▸ PROBLEM TO SOLVE: Check each line for the string "dell", then give only how many lines have it.

Records contained in a dataset:
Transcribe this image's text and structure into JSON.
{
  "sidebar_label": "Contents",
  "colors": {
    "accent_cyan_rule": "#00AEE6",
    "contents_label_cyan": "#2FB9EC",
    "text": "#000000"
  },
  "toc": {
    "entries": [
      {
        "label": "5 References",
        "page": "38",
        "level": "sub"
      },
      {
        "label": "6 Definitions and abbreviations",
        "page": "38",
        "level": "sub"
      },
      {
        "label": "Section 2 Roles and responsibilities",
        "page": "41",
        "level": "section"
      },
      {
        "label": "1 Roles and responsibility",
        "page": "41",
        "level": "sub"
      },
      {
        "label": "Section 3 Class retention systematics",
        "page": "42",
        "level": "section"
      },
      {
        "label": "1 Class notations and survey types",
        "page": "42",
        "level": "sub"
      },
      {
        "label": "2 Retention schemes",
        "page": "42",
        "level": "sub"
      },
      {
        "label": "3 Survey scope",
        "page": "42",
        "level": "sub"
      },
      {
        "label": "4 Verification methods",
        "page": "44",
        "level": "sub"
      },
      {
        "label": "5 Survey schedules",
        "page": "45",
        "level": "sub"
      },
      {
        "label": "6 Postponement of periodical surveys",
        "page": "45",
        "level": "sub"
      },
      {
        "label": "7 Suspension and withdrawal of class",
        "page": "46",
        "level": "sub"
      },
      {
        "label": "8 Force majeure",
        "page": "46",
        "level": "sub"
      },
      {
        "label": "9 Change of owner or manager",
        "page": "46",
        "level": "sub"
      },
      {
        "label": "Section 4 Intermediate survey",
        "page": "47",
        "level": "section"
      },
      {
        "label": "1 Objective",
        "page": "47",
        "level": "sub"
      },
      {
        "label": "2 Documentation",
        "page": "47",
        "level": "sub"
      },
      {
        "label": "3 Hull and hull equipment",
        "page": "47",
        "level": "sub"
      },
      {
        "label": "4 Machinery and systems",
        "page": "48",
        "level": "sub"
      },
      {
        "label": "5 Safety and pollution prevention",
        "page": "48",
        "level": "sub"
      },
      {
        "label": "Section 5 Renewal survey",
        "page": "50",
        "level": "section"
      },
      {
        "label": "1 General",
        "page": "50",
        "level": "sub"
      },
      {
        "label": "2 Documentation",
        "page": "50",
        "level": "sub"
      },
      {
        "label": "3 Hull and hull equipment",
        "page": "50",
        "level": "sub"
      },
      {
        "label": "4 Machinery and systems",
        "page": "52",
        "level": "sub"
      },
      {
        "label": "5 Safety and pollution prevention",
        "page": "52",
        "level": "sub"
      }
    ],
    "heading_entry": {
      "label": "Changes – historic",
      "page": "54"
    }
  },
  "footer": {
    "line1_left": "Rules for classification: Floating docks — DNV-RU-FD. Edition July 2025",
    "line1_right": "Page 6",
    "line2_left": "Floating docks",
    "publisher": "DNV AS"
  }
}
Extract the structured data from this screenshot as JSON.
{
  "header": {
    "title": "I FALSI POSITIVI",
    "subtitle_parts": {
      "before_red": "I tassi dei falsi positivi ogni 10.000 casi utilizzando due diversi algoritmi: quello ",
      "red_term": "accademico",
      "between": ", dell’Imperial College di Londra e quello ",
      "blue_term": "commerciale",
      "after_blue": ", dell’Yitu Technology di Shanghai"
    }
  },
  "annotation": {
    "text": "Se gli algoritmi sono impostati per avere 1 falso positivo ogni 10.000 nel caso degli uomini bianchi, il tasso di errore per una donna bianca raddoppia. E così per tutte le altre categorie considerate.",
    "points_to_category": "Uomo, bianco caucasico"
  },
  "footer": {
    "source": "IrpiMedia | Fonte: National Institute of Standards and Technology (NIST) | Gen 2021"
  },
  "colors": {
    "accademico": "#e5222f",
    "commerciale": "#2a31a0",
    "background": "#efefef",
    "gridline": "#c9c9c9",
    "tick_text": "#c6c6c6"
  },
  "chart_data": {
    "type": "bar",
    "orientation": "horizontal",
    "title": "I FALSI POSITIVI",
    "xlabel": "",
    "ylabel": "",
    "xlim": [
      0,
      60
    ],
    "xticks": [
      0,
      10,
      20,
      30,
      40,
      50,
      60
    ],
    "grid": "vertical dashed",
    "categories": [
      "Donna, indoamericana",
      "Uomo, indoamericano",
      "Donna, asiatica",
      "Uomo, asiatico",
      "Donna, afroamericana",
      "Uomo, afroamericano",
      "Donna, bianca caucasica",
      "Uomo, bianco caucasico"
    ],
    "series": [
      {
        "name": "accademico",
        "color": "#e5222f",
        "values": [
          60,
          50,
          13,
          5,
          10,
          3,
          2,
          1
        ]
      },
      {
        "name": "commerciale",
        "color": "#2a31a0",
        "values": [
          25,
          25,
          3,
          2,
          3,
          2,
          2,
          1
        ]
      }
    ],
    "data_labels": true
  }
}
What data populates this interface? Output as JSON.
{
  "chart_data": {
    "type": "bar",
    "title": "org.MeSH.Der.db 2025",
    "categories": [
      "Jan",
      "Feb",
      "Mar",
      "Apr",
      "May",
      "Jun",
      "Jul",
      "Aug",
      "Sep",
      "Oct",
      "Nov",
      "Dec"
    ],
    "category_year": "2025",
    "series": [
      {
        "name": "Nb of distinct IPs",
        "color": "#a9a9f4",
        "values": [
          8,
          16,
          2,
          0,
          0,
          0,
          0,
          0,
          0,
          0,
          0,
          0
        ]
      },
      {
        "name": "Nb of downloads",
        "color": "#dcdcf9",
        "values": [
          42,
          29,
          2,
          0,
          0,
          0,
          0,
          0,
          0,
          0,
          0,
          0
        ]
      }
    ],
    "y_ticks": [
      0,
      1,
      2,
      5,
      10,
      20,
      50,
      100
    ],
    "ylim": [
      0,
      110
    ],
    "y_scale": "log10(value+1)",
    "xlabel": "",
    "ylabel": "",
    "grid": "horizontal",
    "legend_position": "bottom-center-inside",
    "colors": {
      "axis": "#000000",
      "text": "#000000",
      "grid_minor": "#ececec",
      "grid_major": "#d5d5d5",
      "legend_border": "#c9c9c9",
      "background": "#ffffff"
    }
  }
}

▸ WORKED SOLUTION: 2